> [SUPPLIED DATA]
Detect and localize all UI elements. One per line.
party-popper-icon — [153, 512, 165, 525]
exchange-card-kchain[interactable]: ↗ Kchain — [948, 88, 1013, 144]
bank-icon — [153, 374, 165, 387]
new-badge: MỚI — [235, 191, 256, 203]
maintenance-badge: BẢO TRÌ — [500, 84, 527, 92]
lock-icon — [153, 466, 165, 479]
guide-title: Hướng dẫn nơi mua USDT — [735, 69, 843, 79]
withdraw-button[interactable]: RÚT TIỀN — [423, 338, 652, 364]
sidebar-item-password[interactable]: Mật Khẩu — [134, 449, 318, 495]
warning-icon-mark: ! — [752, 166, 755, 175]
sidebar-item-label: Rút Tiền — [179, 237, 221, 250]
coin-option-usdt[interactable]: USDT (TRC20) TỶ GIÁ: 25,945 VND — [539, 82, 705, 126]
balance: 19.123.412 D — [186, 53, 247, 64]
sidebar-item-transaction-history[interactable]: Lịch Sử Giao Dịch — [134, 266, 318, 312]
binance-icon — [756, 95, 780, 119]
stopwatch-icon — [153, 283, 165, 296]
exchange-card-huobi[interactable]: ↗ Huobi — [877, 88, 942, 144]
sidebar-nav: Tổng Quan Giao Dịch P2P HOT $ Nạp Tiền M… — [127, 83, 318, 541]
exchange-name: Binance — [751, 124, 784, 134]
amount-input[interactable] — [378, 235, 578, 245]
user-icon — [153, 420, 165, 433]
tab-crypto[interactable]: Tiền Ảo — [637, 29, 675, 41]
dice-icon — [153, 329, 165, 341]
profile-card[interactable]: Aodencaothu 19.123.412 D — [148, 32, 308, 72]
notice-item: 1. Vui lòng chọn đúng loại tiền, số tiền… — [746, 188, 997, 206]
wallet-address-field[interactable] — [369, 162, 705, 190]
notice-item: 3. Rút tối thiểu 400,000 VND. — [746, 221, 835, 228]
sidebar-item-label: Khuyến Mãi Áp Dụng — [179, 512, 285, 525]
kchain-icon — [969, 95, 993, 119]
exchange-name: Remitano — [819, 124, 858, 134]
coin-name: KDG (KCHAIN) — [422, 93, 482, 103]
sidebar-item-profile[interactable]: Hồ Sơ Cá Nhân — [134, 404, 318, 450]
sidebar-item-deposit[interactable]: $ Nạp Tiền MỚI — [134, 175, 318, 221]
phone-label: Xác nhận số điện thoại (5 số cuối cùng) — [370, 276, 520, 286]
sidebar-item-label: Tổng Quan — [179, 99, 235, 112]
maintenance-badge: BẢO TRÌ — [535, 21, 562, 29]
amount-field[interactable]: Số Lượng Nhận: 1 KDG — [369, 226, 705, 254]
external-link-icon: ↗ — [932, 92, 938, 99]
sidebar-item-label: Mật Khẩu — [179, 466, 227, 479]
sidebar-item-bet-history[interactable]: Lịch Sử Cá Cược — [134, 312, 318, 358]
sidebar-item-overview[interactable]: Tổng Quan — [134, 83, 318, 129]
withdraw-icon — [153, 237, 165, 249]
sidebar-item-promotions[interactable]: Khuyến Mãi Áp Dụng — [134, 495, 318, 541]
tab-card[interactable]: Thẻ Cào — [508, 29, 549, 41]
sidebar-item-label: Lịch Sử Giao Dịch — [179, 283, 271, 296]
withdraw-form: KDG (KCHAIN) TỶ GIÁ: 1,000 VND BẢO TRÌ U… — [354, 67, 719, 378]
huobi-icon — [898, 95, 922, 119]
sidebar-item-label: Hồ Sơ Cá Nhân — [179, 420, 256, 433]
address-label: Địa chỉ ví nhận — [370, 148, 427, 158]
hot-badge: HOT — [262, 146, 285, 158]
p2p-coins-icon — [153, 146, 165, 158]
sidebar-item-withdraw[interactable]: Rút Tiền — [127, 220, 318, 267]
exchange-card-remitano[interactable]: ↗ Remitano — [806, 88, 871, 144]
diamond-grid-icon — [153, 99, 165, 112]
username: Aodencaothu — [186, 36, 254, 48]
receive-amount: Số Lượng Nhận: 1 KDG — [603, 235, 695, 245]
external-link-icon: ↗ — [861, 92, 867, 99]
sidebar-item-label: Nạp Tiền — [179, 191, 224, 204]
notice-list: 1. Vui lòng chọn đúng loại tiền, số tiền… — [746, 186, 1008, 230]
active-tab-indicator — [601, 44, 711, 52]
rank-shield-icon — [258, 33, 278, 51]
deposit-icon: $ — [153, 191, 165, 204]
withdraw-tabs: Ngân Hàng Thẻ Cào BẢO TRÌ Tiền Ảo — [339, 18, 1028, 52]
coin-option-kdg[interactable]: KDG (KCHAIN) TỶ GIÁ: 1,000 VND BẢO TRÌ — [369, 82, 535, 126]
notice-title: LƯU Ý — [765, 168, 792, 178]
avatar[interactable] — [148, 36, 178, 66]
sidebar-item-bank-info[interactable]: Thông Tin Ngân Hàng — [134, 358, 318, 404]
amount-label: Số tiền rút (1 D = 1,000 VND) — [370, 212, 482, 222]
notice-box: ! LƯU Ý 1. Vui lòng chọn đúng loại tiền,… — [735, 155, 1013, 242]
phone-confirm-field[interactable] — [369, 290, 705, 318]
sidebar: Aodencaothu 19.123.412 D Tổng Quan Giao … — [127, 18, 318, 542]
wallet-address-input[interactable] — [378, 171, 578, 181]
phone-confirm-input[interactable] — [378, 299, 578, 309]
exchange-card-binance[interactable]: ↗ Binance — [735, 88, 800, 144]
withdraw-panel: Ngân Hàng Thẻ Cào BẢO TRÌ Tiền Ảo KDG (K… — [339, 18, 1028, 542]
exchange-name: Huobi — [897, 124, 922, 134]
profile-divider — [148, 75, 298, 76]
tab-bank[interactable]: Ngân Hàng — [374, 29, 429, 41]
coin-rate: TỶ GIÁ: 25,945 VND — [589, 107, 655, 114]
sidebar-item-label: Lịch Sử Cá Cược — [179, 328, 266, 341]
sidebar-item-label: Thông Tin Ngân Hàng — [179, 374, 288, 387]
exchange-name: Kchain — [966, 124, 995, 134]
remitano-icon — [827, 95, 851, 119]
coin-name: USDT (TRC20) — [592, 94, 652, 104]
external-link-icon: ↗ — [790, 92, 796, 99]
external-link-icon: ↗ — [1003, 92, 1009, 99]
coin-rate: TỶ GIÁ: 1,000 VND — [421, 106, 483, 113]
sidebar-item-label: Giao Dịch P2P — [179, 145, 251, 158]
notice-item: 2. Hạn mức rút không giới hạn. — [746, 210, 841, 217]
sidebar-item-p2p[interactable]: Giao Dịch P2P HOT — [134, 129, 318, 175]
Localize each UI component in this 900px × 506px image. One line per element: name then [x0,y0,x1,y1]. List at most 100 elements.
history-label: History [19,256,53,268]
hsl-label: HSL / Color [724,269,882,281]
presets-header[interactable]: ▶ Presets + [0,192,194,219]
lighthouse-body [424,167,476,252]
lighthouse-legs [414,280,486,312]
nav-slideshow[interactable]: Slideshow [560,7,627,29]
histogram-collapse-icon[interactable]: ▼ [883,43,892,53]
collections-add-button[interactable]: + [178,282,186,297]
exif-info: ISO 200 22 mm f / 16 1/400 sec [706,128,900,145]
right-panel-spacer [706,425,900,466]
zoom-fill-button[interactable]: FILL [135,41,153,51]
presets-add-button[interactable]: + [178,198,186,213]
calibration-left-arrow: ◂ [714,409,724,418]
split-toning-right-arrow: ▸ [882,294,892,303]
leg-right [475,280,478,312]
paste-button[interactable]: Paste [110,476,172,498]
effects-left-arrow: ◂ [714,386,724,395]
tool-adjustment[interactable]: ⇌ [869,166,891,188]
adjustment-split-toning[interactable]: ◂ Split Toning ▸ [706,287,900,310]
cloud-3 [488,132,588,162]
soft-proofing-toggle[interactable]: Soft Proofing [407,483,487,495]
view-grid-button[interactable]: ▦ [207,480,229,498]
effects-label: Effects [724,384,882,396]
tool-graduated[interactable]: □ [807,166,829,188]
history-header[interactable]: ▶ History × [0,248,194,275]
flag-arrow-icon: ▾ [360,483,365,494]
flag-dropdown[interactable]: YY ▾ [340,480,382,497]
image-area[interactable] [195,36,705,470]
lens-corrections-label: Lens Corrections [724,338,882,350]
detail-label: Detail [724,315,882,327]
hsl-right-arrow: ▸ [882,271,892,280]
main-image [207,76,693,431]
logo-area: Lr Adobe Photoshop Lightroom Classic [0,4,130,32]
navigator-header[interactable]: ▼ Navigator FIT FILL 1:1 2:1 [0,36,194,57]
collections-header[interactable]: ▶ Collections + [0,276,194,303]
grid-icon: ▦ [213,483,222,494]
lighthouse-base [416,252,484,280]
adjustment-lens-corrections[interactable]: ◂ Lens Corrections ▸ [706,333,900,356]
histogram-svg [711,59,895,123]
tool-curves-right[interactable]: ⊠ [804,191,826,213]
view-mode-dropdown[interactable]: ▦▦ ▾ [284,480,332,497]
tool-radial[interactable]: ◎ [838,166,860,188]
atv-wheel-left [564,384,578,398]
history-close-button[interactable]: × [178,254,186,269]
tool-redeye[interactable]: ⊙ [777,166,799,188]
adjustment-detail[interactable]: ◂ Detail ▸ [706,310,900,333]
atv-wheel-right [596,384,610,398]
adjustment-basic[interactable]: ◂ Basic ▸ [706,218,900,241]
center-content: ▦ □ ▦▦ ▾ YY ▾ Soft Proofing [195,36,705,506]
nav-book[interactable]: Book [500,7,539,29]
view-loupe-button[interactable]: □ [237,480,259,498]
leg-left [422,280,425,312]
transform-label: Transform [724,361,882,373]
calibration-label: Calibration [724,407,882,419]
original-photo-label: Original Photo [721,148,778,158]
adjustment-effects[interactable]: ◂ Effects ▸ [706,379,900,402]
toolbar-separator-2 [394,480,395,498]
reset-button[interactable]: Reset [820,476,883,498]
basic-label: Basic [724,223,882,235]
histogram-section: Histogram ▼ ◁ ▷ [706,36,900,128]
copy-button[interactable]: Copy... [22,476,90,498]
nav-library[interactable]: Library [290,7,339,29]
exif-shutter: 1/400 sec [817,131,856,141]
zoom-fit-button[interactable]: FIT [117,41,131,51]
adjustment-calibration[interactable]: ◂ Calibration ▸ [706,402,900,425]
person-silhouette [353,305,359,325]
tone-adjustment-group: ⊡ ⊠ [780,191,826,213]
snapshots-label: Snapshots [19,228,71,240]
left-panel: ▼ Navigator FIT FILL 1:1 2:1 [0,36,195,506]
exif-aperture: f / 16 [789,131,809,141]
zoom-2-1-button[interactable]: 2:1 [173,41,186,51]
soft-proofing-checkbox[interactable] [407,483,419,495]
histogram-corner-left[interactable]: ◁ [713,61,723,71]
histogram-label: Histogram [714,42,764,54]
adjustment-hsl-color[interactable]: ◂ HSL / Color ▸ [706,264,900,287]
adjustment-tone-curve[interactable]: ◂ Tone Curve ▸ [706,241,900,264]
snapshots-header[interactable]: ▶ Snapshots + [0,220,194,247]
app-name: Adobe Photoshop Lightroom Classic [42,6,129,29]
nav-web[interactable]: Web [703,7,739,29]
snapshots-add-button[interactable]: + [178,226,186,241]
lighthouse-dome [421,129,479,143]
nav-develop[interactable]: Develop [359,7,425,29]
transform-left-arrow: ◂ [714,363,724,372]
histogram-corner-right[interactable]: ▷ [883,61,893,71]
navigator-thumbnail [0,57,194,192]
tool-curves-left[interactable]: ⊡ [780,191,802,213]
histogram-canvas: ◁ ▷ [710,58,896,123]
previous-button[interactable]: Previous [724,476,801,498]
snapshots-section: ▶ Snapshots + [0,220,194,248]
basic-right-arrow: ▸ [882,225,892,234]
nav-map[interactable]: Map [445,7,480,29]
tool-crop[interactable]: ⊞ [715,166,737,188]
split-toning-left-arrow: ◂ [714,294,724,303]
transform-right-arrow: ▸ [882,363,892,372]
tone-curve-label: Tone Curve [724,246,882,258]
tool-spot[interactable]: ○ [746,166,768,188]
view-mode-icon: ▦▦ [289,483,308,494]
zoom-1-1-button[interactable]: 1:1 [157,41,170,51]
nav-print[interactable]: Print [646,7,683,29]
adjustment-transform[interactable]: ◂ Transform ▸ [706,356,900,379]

> [OBJECTIVE] Could you format everything from the start of the data down to the line containing "new-badge: MỚI — [235, 191, 256, 203]", both included, as a numbered list with any blank lines left out?

> [REPLY]
1. Detect and localize all UI elements. One per line.
2. party-popper-icon — [153, 512, 165, 525]
3. exchange-card-kchain[interactable]: ↗ Kchain — [948, 88, 1013, 144]
4. bank-icon — [153, 374, 165, 387]
5. new-badge: MỚI — [235, 191, 256, 203]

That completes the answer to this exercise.